++++ Data to process ++++

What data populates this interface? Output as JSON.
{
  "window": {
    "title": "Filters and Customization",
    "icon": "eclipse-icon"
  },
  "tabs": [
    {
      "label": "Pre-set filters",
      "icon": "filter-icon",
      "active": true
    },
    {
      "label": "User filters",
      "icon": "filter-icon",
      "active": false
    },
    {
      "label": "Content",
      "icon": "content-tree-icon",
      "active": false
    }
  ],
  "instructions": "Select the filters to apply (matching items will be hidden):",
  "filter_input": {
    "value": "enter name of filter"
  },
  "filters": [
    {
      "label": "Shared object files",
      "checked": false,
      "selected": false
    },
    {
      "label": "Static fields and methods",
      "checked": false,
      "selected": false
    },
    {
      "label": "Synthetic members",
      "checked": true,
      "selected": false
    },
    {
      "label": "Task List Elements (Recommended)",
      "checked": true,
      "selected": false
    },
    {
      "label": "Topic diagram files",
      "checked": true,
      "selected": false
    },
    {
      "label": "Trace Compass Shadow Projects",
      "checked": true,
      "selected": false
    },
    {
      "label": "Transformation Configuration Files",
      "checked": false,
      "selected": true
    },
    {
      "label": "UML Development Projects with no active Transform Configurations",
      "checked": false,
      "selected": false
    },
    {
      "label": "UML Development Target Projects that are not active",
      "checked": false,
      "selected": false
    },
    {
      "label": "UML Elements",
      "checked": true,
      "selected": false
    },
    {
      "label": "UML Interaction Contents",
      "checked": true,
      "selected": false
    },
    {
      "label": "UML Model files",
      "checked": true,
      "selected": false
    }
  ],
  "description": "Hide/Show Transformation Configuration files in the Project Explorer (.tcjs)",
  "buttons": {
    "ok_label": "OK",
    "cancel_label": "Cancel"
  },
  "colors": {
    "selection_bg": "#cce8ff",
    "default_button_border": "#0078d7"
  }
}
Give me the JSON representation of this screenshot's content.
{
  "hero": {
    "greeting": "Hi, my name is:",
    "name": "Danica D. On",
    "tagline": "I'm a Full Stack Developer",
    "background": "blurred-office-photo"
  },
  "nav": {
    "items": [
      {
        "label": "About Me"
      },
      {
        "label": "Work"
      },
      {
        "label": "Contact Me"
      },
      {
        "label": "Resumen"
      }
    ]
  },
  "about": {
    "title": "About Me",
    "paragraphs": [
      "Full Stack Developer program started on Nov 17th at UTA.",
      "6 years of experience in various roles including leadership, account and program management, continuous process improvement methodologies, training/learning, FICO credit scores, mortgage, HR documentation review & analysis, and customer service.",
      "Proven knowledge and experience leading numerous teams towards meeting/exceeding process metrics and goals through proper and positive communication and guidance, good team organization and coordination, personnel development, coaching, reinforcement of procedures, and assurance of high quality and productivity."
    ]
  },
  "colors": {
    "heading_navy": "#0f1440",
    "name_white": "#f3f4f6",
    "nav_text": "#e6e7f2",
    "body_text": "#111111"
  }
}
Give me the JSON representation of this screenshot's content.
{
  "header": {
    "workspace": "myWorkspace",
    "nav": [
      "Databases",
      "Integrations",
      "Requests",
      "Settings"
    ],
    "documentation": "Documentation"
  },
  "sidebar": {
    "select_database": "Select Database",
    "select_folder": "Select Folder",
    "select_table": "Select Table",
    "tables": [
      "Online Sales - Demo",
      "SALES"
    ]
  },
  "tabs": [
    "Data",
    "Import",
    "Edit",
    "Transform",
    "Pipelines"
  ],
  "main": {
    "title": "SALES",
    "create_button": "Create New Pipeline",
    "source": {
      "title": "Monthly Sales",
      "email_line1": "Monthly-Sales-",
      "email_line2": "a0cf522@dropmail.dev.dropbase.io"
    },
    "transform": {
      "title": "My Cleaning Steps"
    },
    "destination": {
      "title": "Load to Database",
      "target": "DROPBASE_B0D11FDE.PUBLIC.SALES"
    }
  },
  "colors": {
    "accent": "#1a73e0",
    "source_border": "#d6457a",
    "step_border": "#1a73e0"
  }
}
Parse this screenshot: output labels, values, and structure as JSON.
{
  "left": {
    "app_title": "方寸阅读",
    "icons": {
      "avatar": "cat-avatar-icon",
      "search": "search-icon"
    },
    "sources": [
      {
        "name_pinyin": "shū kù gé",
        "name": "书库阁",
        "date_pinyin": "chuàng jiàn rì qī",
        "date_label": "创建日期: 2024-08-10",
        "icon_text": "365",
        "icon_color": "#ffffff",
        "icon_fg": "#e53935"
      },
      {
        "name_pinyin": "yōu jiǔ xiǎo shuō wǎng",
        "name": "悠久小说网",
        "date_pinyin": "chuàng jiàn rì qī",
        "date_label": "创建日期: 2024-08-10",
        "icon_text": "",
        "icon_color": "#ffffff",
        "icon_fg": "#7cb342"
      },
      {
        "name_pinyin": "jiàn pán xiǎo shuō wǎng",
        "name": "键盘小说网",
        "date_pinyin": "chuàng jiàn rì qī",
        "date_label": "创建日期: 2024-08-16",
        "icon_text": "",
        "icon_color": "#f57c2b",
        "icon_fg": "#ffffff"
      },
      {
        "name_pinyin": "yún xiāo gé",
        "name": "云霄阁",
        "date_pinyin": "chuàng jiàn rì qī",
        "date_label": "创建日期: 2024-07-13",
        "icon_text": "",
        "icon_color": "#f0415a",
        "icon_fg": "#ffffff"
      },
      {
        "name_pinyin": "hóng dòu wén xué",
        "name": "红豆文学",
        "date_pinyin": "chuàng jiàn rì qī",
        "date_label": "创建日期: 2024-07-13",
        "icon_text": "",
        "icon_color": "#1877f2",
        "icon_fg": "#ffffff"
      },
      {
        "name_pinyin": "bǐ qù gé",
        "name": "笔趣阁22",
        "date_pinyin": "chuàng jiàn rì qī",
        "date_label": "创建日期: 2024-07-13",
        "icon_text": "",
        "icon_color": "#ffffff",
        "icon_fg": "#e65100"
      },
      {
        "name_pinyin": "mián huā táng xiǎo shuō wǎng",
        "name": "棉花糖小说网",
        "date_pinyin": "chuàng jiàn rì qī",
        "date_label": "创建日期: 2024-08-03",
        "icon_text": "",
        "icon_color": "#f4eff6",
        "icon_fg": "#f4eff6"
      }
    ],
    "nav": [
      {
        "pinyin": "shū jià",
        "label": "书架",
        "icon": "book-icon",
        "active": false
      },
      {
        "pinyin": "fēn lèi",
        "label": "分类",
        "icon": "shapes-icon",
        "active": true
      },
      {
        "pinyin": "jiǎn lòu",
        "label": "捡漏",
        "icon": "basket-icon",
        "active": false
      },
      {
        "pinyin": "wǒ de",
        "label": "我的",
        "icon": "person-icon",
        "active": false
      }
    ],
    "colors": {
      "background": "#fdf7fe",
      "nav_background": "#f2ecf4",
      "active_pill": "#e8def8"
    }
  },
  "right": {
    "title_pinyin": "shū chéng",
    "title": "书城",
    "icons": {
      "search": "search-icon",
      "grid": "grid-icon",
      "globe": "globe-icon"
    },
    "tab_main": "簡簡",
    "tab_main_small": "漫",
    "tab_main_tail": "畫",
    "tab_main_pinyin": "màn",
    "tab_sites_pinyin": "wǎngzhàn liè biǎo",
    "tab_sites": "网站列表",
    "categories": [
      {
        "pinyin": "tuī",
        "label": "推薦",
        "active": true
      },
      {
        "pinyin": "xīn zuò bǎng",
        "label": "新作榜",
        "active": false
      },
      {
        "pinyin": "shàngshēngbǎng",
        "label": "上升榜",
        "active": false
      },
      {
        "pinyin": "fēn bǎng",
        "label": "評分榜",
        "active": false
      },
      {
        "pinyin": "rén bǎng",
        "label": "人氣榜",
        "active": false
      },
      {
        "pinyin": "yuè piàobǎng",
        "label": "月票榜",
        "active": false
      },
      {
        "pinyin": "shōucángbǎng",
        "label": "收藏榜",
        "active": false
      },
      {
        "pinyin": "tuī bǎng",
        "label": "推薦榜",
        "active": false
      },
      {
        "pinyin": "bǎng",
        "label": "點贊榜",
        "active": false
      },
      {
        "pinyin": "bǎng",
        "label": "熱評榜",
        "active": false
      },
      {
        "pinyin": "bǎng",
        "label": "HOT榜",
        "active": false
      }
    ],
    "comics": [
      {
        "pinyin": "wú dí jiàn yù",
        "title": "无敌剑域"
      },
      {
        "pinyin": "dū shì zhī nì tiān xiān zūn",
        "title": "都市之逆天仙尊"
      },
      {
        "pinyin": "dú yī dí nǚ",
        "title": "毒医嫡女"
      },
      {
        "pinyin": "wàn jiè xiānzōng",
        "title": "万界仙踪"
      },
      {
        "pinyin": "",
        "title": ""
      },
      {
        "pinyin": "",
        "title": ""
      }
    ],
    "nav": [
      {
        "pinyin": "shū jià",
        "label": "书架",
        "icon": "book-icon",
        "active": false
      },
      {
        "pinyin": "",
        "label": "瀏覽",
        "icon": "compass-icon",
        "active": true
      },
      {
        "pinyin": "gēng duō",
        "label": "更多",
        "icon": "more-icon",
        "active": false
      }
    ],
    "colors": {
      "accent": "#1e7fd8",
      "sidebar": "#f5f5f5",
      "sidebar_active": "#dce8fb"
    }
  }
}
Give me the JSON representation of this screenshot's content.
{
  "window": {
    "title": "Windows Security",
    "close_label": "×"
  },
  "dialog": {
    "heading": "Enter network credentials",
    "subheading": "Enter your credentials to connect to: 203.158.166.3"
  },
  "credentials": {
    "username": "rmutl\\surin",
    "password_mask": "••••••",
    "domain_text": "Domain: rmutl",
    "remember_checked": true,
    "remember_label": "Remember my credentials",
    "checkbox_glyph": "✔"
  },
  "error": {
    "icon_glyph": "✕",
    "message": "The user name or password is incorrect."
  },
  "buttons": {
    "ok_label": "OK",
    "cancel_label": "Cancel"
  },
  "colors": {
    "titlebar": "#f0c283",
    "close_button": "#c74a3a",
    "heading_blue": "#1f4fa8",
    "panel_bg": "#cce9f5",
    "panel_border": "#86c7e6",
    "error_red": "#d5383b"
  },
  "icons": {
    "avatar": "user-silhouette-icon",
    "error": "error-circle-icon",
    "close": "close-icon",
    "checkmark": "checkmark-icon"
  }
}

++++

Given instruction>
Copy out each line of the records that holds the string "Transformation".

Exercise response>
      "label": "Transformation Configuration Files",
  "description": "Hide/Show Transformation Configuration files in the Project Explorer (.tcjs)",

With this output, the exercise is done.